-- Exercise --
Skip the pictures and quote all of the lines exactly.

-- Records for this task --
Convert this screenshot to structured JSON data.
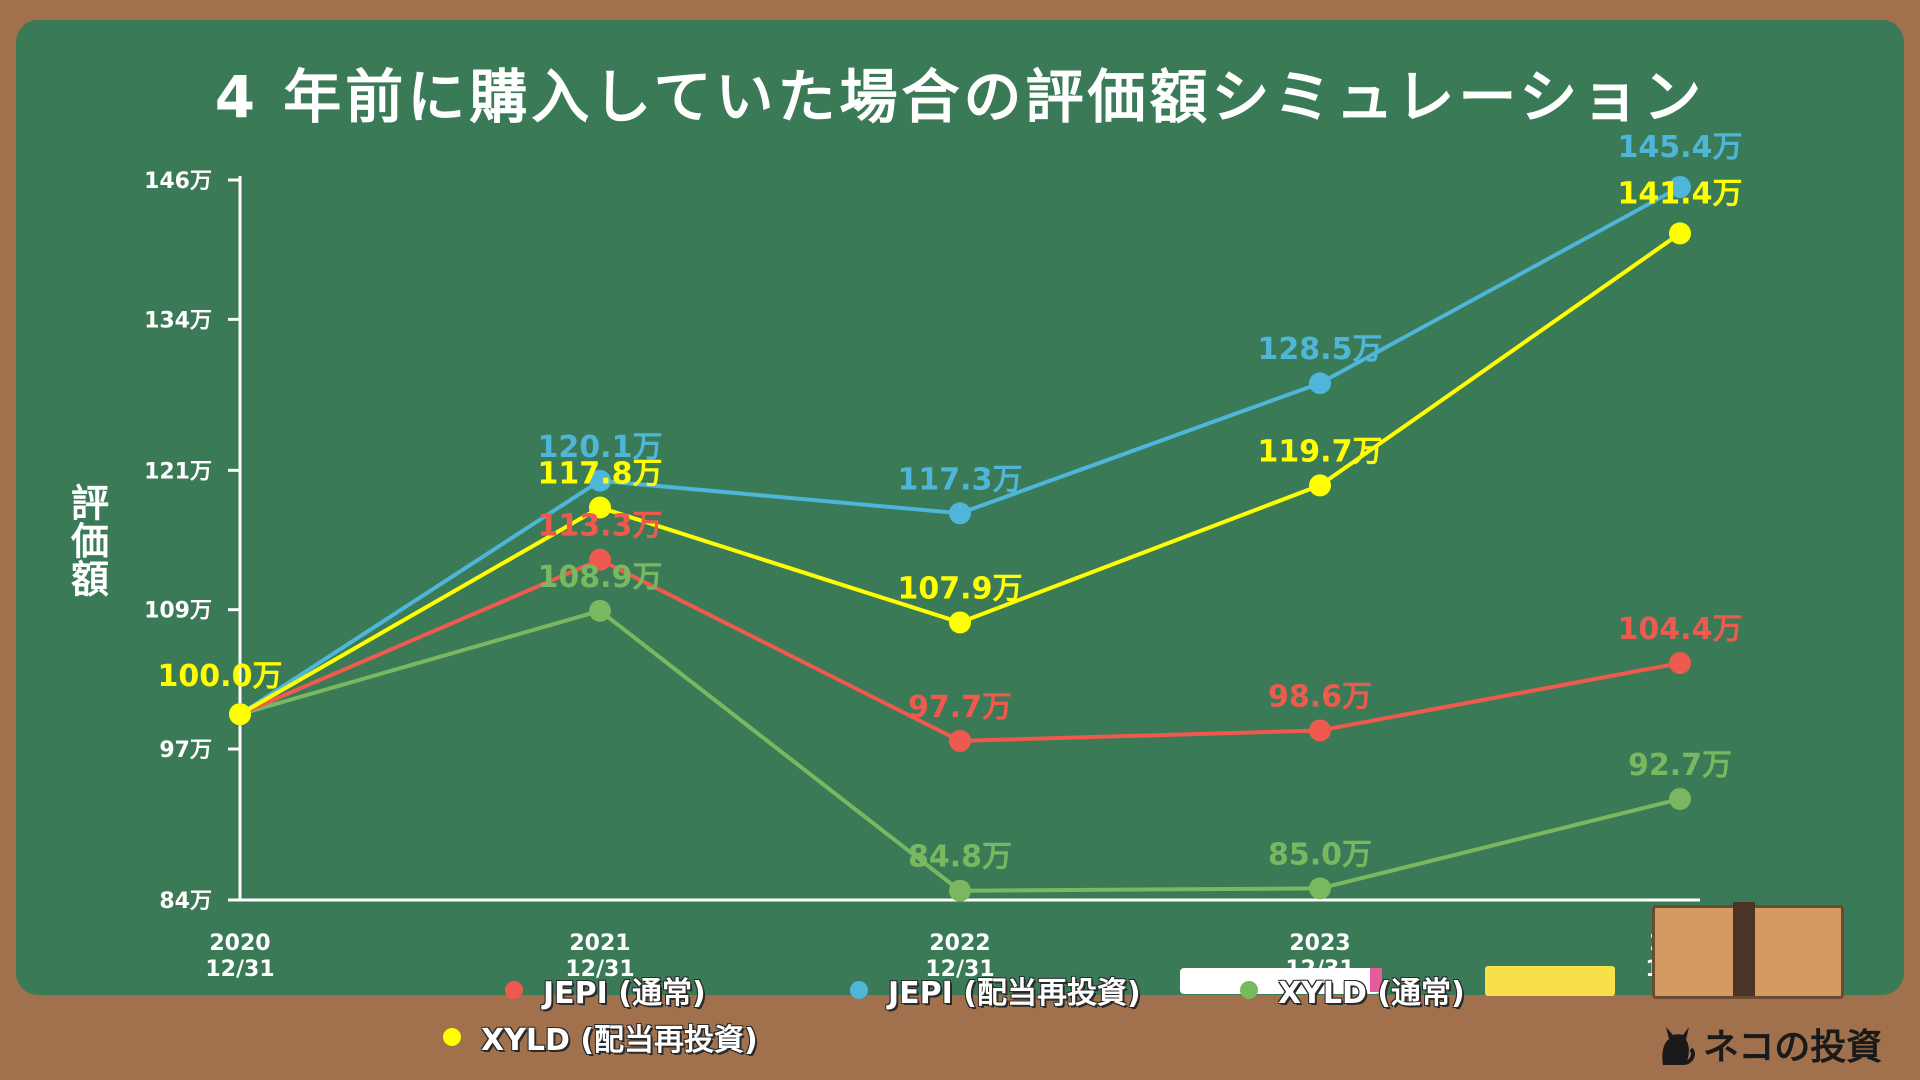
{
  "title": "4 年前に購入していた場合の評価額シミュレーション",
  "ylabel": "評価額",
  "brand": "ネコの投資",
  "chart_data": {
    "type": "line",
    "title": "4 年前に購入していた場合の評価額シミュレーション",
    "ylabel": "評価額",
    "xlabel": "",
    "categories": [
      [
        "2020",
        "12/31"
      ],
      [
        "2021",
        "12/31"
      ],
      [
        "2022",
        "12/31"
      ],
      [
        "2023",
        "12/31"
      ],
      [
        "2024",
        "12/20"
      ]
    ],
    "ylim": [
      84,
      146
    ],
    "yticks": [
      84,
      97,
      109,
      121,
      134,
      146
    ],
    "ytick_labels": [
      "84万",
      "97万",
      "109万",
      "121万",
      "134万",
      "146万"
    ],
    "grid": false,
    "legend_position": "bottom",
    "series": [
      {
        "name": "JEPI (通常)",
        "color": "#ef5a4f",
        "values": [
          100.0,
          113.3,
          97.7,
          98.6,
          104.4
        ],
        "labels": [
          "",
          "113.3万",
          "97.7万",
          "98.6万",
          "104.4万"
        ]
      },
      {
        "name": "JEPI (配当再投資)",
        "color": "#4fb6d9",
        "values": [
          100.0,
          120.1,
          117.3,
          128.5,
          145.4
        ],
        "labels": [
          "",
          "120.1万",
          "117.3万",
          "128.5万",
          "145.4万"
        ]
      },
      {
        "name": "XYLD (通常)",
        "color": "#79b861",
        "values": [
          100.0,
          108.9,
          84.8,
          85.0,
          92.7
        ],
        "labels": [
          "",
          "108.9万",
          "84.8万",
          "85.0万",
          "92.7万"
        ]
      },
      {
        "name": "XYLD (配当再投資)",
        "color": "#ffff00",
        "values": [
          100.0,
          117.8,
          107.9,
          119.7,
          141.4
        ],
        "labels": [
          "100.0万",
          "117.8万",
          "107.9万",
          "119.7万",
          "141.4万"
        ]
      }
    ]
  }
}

-- Correct answer --
Convert this screenshot to structured JSON data.
{
  "title": "4 年前に購入していた場合の評価額シミュレーション",
  "ylabel": "評価額",
  "brand": "ネコの投資",
  "chart_data": {
    "type": "line",
    "title": "4 年前に購入していた場合の評価額シミュレーション",
    "ylabel": "評価額",
    "xlabel": "",
    "categories": [
      [
        "2020",
        "12/31"
      ],
      [
        "2021",
        "12/31"
      ],
      [
        "2022",
        "12/31"
      ],
      [
        "2023",
        "12/31"
      ],
      [
        "2024",
        "12/20"
      ]
    ],
    "ylim": [
      84,
      146
    ],
    "yticks": [
      84,
      97,
      109,
      121,
      134,
      146
    ],
    "ytick_labels": [
      "84万",
      "97万",
      "109万",
      "121万",
      "134万",
      "146万"
    ],
    "grid": false,
    "legend_position": "bottom",
    "series": [
      {
        "name": "JEPI (通常)",
        "color": "#ef5a4f",
        "values": [
          100.0,
          113.3,
          97.7,
          98.6,
          104.4
        ],
        "labels": [
          "",
          "113.3万",
          "97.7万",
          "98.6万",
          "104.4万"
        ]
      },
      {
        "name": "JEPI (配当再投資)",
        "color": "#4fb6d9",
        "values": [
          100.0,
          120.1,
          117.3,
          128.5,
          145.4
        ],
        "labels": [
          "",
          "120.1万",
          "117.3万",
          "128.5万",
          "145.4万"
        ]
      },
      {
        "name": "XYLD (通常)",
        "color": "#79b861",
        "values": [
          100.0,
          108.9,
          84.8,
          85.0,
          92.7
        ],
        "labels": [
          "",
          "108.9万",
          "84.8万",
          "85.0万",
          "92.7万"
        ]
      },
      {
        "name": "XYLD (配当再投資)",
        "color": "#ffff00",
        "values": [
          100.0,
          117.8,
          107.9,
          119.7,
          141.4
        ],
        "labels": [
          "100.0万",
          "117.8万",
          "107.9万",
          "119.7万",
          "141.4万"
        ]
      }
    ]
  }
}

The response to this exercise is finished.